Say how many lines contain the string "Arabia". Give no other output.

Source records:
────────
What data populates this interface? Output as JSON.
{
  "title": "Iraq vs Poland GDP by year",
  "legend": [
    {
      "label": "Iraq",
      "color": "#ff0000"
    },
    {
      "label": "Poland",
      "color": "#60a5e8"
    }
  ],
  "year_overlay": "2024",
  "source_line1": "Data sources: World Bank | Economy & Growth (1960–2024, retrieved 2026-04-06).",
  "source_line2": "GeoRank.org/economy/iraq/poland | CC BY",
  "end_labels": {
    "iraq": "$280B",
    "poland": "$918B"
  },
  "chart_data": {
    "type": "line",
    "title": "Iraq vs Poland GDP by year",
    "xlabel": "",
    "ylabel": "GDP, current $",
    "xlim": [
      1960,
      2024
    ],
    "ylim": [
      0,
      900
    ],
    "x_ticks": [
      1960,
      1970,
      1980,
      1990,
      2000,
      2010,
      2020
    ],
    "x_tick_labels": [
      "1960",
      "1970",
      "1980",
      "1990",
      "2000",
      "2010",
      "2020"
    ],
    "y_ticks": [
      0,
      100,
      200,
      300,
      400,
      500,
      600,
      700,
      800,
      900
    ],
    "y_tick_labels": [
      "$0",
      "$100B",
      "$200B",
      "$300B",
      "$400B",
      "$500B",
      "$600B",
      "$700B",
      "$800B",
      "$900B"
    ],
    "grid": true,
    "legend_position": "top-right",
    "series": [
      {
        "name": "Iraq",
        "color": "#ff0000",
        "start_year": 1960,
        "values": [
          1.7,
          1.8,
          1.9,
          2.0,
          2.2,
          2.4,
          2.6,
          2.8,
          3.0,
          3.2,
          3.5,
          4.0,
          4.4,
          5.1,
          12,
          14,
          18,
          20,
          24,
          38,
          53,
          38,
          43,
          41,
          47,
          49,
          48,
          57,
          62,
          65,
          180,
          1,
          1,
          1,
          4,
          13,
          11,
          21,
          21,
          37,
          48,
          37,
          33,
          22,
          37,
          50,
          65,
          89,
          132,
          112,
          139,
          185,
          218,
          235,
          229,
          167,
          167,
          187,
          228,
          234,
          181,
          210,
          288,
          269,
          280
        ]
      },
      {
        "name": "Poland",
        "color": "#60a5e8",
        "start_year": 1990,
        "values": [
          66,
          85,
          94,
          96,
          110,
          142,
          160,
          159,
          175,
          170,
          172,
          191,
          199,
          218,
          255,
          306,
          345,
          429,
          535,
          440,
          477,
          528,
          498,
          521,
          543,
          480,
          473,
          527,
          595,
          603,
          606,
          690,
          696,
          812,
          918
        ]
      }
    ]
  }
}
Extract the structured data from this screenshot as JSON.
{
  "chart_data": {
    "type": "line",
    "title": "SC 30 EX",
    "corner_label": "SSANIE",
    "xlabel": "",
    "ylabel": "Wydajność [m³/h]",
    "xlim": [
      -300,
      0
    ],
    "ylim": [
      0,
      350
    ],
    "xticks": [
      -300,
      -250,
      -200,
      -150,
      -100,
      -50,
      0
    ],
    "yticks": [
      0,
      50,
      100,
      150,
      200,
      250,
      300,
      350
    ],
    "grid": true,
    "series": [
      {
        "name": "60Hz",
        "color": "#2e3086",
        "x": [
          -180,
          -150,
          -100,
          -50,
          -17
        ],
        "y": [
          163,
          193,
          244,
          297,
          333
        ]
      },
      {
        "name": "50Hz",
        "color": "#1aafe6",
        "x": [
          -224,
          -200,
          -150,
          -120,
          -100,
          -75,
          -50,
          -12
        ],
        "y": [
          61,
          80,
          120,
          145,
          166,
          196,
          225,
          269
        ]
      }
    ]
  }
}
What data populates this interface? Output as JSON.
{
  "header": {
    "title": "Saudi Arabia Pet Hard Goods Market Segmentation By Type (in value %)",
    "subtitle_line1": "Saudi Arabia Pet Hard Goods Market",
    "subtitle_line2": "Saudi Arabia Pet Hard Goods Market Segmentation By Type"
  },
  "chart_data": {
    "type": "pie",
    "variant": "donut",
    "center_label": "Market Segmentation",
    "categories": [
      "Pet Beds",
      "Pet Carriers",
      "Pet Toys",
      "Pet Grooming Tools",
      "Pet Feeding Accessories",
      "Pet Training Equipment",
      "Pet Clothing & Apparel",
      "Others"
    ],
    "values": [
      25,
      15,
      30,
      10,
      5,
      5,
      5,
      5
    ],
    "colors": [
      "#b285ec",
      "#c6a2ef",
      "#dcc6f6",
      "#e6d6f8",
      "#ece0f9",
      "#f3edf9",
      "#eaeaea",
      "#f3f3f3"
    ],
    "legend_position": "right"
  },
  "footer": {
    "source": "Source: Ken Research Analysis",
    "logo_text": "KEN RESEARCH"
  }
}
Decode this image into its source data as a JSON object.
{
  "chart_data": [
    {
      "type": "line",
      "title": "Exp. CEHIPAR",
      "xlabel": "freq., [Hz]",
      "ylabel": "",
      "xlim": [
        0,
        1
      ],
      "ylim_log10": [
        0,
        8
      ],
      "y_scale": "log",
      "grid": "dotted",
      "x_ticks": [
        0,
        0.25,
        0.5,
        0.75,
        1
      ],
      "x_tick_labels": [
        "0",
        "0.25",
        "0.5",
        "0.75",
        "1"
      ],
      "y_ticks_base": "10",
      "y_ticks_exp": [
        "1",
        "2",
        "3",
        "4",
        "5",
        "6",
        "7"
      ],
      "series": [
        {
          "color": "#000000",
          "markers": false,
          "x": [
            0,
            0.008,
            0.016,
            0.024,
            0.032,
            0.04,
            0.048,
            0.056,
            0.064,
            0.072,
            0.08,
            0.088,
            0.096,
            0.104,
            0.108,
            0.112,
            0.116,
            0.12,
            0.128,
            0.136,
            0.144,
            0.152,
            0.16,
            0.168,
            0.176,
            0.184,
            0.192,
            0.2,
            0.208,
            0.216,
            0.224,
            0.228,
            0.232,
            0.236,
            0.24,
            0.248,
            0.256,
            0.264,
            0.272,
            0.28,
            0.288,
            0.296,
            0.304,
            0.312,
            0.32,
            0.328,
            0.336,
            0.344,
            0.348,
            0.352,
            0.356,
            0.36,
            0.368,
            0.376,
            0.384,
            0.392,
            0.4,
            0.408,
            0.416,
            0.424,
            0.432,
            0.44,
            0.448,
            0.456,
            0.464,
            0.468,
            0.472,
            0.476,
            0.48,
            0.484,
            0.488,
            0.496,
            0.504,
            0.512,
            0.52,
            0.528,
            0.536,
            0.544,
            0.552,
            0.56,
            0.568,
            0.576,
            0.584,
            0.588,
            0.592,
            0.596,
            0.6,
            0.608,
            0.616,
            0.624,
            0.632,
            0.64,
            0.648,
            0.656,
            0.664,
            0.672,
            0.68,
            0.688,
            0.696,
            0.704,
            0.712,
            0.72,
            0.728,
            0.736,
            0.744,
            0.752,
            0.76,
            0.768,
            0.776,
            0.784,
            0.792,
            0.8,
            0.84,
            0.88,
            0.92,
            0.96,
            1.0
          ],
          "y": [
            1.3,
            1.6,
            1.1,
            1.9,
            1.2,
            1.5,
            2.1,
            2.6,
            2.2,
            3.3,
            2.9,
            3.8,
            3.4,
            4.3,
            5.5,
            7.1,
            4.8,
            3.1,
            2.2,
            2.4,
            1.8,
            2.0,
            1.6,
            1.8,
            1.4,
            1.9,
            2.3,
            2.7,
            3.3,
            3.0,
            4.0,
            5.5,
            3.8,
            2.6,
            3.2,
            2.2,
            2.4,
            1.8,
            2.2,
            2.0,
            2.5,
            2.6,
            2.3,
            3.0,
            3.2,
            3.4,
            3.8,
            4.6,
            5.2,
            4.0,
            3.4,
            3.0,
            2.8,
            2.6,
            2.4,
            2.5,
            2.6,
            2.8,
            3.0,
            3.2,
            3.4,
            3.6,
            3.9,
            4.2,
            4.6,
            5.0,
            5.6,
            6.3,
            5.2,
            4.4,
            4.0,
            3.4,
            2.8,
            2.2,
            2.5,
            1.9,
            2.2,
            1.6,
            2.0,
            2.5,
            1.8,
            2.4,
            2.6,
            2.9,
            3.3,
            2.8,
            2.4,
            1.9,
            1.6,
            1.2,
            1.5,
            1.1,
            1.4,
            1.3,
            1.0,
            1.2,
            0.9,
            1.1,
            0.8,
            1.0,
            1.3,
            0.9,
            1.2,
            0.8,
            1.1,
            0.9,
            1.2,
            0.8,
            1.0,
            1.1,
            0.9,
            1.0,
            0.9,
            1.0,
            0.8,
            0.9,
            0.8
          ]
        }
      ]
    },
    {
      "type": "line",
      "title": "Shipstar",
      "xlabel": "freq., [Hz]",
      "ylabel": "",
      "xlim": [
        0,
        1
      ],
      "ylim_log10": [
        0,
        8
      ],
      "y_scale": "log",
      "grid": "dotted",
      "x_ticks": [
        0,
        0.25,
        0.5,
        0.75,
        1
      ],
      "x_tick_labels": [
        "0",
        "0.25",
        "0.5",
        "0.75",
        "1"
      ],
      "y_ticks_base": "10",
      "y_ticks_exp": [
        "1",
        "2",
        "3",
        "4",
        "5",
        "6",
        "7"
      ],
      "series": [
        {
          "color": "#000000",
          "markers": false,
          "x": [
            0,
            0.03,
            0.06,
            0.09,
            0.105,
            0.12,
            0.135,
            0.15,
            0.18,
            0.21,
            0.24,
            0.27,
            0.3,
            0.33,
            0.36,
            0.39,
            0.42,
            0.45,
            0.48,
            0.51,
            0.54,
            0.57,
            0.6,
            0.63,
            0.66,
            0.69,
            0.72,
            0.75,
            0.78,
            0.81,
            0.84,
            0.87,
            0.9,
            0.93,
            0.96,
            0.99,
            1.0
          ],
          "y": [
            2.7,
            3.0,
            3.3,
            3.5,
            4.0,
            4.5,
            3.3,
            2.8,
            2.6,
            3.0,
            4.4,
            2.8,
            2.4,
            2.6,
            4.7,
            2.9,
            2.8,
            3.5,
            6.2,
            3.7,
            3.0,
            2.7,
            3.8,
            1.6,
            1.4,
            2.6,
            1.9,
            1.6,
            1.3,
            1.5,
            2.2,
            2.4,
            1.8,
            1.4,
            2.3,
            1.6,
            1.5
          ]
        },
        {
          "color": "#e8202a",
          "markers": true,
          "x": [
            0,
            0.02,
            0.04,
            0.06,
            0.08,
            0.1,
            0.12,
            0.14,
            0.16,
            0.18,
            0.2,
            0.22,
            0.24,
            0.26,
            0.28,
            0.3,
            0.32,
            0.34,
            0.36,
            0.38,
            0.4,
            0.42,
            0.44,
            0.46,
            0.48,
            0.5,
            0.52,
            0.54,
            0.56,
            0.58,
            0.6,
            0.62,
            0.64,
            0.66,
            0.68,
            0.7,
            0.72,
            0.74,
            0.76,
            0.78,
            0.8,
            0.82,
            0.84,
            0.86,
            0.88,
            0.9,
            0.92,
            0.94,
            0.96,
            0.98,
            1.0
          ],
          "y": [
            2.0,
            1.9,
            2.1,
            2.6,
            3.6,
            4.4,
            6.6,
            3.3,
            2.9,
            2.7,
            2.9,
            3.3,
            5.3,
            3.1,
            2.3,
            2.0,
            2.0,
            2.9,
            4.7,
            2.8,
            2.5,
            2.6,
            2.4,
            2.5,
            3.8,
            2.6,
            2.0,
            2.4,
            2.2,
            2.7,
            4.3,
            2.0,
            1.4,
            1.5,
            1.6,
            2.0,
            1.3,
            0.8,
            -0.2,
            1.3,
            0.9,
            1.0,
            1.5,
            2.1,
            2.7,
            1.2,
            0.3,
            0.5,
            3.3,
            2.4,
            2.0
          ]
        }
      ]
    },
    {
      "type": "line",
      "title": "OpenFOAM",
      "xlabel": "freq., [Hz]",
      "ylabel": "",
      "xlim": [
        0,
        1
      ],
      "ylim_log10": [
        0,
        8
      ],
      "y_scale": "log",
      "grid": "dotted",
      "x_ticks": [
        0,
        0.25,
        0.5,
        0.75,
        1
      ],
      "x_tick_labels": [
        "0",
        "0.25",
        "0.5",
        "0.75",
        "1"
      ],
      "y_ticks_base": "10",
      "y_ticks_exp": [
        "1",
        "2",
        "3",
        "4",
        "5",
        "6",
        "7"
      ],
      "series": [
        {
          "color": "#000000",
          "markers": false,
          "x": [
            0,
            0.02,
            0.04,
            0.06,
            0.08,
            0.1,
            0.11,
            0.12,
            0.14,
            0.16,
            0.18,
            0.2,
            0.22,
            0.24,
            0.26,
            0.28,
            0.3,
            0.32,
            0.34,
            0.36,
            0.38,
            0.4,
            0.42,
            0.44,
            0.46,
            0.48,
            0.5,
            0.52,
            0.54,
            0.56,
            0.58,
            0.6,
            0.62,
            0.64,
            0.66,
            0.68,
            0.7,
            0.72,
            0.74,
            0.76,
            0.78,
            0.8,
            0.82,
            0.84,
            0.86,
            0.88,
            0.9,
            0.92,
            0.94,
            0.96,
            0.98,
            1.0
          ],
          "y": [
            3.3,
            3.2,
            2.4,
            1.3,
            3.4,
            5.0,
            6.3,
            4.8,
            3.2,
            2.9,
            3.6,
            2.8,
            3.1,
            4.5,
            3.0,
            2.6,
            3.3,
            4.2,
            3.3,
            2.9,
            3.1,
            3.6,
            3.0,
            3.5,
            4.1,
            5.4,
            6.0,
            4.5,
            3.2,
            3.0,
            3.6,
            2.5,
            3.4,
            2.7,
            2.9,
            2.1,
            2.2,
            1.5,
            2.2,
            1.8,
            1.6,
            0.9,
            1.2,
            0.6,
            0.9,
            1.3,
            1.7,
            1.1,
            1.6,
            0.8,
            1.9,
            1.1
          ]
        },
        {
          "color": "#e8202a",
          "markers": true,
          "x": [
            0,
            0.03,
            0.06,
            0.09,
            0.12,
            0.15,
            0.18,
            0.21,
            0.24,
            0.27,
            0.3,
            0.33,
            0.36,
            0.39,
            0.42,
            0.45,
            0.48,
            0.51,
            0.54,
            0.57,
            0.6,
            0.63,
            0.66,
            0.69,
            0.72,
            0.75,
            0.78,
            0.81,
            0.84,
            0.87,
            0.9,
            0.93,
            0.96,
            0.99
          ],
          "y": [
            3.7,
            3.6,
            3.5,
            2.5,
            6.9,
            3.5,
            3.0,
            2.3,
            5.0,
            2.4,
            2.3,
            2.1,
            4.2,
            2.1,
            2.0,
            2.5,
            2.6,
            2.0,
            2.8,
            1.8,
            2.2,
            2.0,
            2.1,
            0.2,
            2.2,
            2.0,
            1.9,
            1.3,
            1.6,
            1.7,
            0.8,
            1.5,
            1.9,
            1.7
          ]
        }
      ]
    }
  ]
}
────────
#### [FULL RESPONSE]
3